__Raw records__:
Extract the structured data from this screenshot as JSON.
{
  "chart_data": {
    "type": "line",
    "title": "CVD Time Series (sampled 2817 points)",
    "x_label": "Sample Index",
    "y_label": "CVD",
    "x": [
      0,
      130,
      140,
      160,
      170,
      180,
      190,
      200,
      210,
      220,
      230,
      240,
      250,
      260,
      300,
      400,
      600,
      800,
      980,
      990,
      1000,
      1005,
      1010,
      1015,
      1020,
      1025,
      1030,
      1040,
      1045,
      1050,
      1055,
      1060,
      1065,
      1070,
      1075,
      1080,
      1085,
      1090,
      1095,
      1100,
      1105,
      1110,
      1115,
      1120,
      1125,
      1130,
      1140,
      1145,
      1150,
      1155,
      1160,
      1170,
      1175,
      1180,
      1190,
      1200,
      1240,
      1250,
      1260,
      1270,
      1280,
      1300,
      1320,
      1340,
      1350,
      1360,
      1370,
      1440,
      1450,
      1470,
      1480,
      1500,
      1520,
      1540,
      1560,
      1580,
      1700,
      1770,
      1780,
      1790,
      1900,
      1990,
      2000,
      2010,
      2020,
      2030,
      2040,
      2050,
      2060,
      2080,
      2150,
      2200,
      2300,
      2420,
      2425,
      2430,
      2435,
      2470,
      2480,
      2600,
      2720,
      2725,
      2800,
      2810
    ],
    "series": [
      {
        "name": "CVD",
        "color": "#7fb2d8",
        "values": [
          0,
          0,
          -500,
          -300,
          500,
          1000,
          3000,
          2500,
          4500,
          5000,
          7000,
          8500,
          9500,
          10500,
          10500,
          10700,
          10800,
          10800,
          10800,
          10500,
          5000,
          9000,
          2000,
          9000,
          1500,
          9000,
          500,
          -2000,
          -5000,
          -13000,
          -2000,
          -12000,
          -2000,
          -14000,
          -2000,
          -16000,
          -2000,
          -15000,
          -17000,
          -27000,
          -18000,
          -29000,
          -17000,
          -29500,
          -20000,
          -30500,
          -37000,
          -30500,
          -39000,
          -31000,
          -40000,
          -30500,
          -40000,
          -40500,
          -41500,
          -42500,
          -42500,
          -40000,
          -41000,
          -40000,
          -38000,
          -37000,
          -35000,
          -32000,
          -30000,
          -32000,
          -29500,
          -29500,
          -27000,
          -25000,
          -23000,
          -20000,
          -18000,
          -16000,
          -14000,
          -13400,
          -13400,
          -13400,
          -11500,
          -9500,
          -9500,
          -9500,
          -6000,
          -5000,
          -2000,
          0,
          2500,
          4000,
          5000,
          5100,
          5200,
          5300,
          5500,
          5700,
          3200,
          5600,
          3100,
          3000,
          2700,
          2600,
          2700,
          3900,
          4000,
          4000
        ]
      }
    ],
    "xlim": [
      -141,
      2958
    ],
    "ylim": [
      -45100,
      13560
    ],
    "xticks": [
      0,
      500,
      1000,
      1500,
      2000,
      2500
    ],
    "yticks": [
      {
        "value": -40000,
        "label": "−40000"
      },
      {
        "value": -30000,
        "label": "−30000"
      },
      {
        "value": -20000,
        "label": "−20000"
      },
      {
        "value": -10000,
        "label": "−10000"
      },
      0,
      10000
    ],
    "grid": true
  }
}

__Your instructions__: Write the data back out verbatim.

__Response__:
Extract the structured data from this screenshot as JSON.
{
  "chart_data": {
    "type": "line",
    "title": "CVD Time Series (sampled 2817 points)",
    "x_label": "Sample Index",
    "y_label": "CVD",
    "x": [
      0,
      130,
      140,
      160,
      170,
      180,
      190,
      200,
      210,
      220,
      230,
      240,
      250,
      260,
      300,
      400,
      600,
      800,
      980,
      990,
      1000,
      1005,
      1010,
      1015,
      1020,
      1025,
      1030,
      1040,
      1045,
      1050,
      1055,
      1060,
      1065,
      1070,
      1075,
      1080,
      1085,
      1090,
      1095,
      1100,
      1105,
      1110,
      1115,
      1120,
      1125,
      1130,
      1140,
      1145,
      1150,
      1155,
      1160,
      1170,
      1175,
      1180,
      1190,
      1200,
      1240,
      1250,
      1260,
      1270,
      1280,
      1300,
      1320,
      1340,
      1350,
      1360,
      1370,
      1440,
      1450,
      1470,
      1480,
      1500,
      1520,
      1540,
      1560,
      1580,
      1700,
      1770,
      1780,
      1790,
      1900,
      1990,
      2000,
      2010,
      2020,
      2030,
      2040,
      2050,
      2060,
      2080,
      2150,
      2200,
      2300,
      2420,
      2425,
      2430,
      2435,
      2470,
      2480,
      2600,
      2720,
      2725,
      2800,
      2810
    ],
    "series": [
      {
        "name": "CVD",
        "color": "#7fb2d8",
        "values": [
          0,
          0,
          -500,
          -300,
          500,
          1000,
          3000,
          2500,
          4500,
          5000,
          7000,
          8500,
          9500,
          10500,
          10500,
          10700,
          10800,
          10800,
          10800,
          10500,
          5000,
          9000,
          2000,
          9000,
          1500,
          9000,
          500,
          -2000,
          -5000,
          -13000,
          -2000,
          -12000,
          -2000,
          -14000,
          -2000,
          -16000,
          -2000,
          -15000,
          -17000,
          -27000,
          -18000,
          -29000,
          -17000,
          -29500,
          -20000,
          -30500,
          -37000,
          -30500,
          -39000,
          -31000,
          -40000,
          -30500,
          -40000,
          -40500,
          -41500,
          -42500,
          -42500,
          -40000,
          -41000,
          -40000,
          -38000,
          -37000,
          -35000,
          -32000,
          -30000,
          -32000,
          -29500,
          -29500,
          -27000,
          -25000,
          -23000,
          -20000,
          -18000,
          -16000,
          -14000,
          -13400,
          -13400,
          -13400,
          -11500,
          -9500,
          -9500,
          -9500,
          -6000,
          -5000,
          -2000,
          0,
          2500,
          4000,
          5000,
          5100,
          5200,
          5300,
          5500,
          5700,
          3200,
          5600,
          3100,
          3000,
          2700,
          2600,
          2700,
          3900,
          4000,
          4000
        ]
      }
    ],
    "xlim": [
      -141,
      2958
    ],
    "ylim": [
      -45100,
      13560
    ],
    "xticks": [
      0,
      500,
      1000,
      1500,
      2000,
      2500
    ],
    "yticks": [
      {
        "value": -40000,
        "label": "−40000"
      },
      {
        "value": -30000,
        "label": "−30000"
      },
      {
        "value": -20000,
        "label": "−20000"
      },
      {
        "value": -10000,
        "label": "−10000"
      },
      0,
      10000
    ],
    "grid": true
  }
}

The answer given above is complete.